→ Your task
List every line below containing "Российской".

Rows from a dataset
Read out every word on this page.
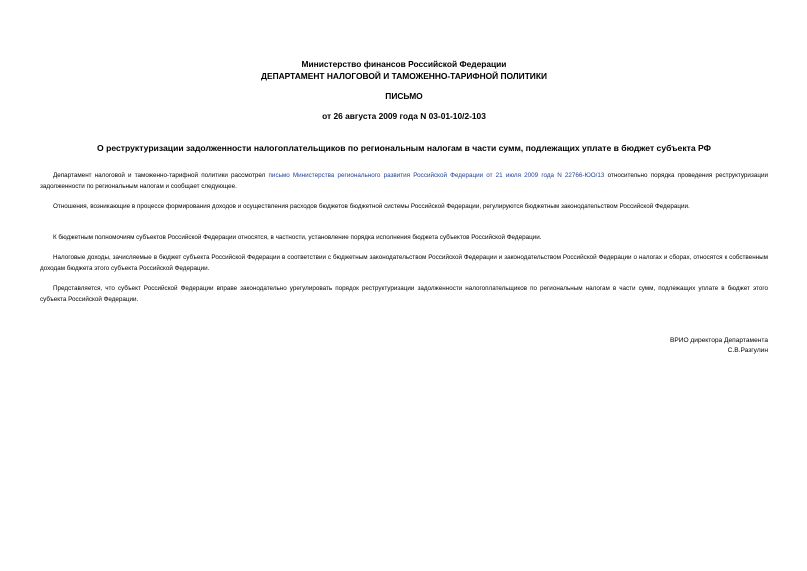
Министерство финансов Российской Федерации
ДЕПАРТАМЕНТ НАЛОГОВОЙ И ТАМОЖЕННО-ТАРИФНОЙ ПОЛИТИКИ
ПИСЬМО
от 26 августа 2009 года N 03-01-10/2-103
О реструктуризации задолженности налогоплательщиков по региональным налогам в части сумм, подлежащих уплате в бюджет субъекта РФ

Департамент налоговой и таможенно-тарифной политики рассмотрел письмо Министерства регионального развития Российской Федерации от 21 июля 2009 года N 22766-ЮО/13 относительно порядка проведения реструктуризации задолженности по региональным налогам и сообщает следующее.

Отношения, возникающие в процессе формирования доходов и осуществления расходов бюджетов бюджетной системы Российской Федерации, регулируются бюджетным законодательством Российской Федерации.

К бюджетным полномочиям субъектов Российской Федерации относятся, в частности, установление порядка исполнения бюджета субъектов Российской Федерации.

Налоговые доходы, зачисляемые в бюджет субъекта Российской Федерации в соответствии с бюджетным законодательством Российской Федерации и законодательством Российской Федерации о налогах и сборах, относятся к собственным доходам бюджета этого субъекта Российской Федерации.

Представляется, что субъект Российской Федерации вправе законодательно урегулировать порядок реструктуризации задолженности налогоплательщиков по региональным налогам в части сумм, подлежащих уплате в бюджет этого субъекта Российской Федерации.

ВРИО директора Департамента
С.В.Разгулин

→ Answer to the exercise
Министерство финансов Российской Федерации
Департамент налоговой и таможенно-тарифной политики рассмотрел письмо Министерства регионального развития Российской Федерации от 21 июля 2009 года N 22766-ЮО/13 относительно порядка проведения реструктуризации задолженности по региональным налогам и сообщает следующее.
Отношения, возникающие в процессе формирования доходов и осуществления расходов бюджетов бюджетной системы Российской Федерации, регулируются бюджетным законодательством Российской Федерации.
К бюджетным полномочиям субъектов Российской Федерации относятся, в частности, установление порядка исполнения бюджета субъектов Российской Федерации.
Налоговые доходы, зачисляемые в бюджет субъекта Российской Федерации в соответствии с бюджетным законодательством Российской Федерации и законодательством Российской Федерации о налогах и сборах, относятся к собственным доходам бюджета этого субъекта Российской Федерации.
Представляется, что субъект Российской Федерации вправе законодательно урегулировать порядок реструктуризации задолженности налогоплательщиков по региональным налогам в части сумм, подлежащих уплате в бюджет этого субъекта Российской Федерации.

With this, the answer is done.